- **Aim**
Beneath this task is a listing; retype all of it exactly.

- **Dataset content**
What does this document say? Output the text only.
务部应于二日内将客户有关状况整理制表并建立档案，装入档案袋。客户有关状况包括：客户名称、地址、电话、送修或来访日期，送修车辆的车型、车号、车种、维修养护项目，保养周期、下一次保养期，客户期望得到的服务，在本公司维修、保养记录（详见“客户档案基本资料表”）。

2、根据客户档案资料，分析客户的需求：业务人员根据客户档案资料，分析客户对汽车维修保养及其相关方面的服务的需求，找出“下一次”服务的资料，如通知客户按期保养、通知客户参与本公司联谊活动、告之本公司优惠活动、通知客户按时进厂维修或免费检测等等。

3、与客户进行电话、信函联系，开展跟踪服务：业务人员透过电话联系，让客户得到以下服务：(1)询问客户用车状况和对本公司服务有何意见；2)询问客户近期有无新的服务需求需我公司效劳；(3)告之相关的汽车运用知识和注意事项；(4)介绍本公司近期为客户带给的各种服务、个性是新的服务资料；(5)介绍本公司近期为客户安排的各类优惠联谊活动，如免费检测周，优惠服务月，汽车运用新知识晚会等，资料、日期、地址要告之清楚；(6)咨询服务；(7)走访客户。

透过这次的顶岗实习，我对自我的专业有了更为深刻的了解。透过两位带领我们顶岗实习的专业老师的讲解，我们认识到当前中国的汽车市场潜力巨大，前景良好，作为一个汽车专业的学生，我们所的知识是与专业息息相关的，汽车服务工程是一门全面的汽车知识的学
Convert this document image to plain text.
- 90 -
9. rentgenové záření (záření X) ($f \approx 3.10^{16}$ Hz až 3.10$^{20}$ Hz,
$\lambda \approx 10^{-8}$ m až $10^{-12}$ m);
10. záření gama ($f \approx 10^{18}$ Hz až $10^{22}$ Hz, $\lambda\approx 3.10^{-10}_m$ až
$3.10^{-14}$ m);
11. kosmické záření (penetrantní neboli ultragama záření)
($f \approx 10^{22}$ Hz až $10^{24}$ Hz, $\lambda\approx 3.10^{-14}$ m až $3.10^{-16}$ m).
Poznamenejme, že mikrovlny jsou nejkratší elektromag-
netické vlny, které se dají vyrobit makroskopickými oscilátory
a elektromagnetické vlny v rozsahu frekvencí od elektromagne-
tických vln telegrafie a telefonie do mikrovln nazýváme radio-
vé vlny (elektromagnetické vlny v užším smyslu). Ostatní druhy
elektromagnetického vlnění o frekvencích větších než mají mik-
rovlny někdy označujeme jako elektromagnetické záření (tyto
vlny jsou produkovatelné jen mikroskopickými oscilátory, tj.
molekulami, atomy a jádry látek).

- **Answer to this task**
What does this document say? Output the text only.
务部应于二日内将客户有关状况整理制表并建立档案，装入档案袋。客户有关状况包括：客户名称、地址、电话、送修或来访日期，送修车辆的车型、车号、车种、维修养护项目，保养周期、下一次保养期，客户期望得到的服务，在本公司维修、保养记录（详见“客户档案基本资料表”）。

2、根据客户档案资料，分析客户的需求：业务人员根据客户档案资料，分析客户对汽车维修保养及其相关方面的服务的需求，找出“下一次”服务的资料，如通知客户按期保养、通知客户参与本公司联谊活动、告之本公司优惠活动、通知客户按时进厂维修或免费检测等等。

3、与客户进行电话、信函联系，开展跟踪服务：业务人员透过电话联系，让客户得到以下服务：(1)询问客户用车状况和对本公司服务有何意见；2)询问客户近期有无新的服务需求需我公司效劳；(3)告之相关的汽车运用知识和注意事项；(4)介绍本公司近期为客户带给的各种服务、个性是新的服务资料；(5)介绍本公司近期为客户安排的各类优惠联谊活动，如免费检测周，优惠服务月，汽车运用新知识晚会等，资料、日期、地址要告之清楚；(6)咨询服务；(7)走访客户。

透过这次的顶岗实习，我对自我的专业有了更为深刻的了解。透过两位带领我们顶岗实习的专业老师的讲解，我们认识到当前中国的汽车市场潜力巨大，前景良好，作为一个汽车专业的学生，我们所的知识是与专业息息相关的，汽车服务工程是一门全面的汽车知识的学
Convert this document image to plain text.
- 90 -
9. rentgenové záření (záření X) ($f \approx 3.10^{16}$ Hz až 3.10$^{20}$ Hz,
$\lambda \approx 10^{-8}$ m až $10^{-12}$ m);
10. záření gama ($f \approx 10^{18}$ Hz až $10^{22}$ Hz, $\lambda\approx 3.10^{-10}_m$ až
$3.10^{-14}$ m);
11. kosmické záření (penetrantní neboli ultragama záření)
($f \approx 10^{22}$ Hz až $10^{24}$ Hz, $\lambda\approx 3.10^{-14}$ m až $3.10^{-16}$ m).
Poznamenejme, že mikrovlny jsou nejkratší elektromag-
netické vlny, které se dají vyrobit makroskopickými oscilátory
a elektromagnetické vlny v rozsahu frekvencí od elektromagne-
tických vln telegrafie a telefonie do mikrovln nazýváme radio-
vé vlny (elektromagnetické vlny v užším smyslu). Ostatní druhy
elektromagnetického vlnění o frekvencích větších než mají mik-
rovlny někdy označujeme jako elektromagnetické záření (tyto
vlny jsou produkovatelné jen mikroskopickými oscilátory, tj.
molekulami, atomy a jádry látek).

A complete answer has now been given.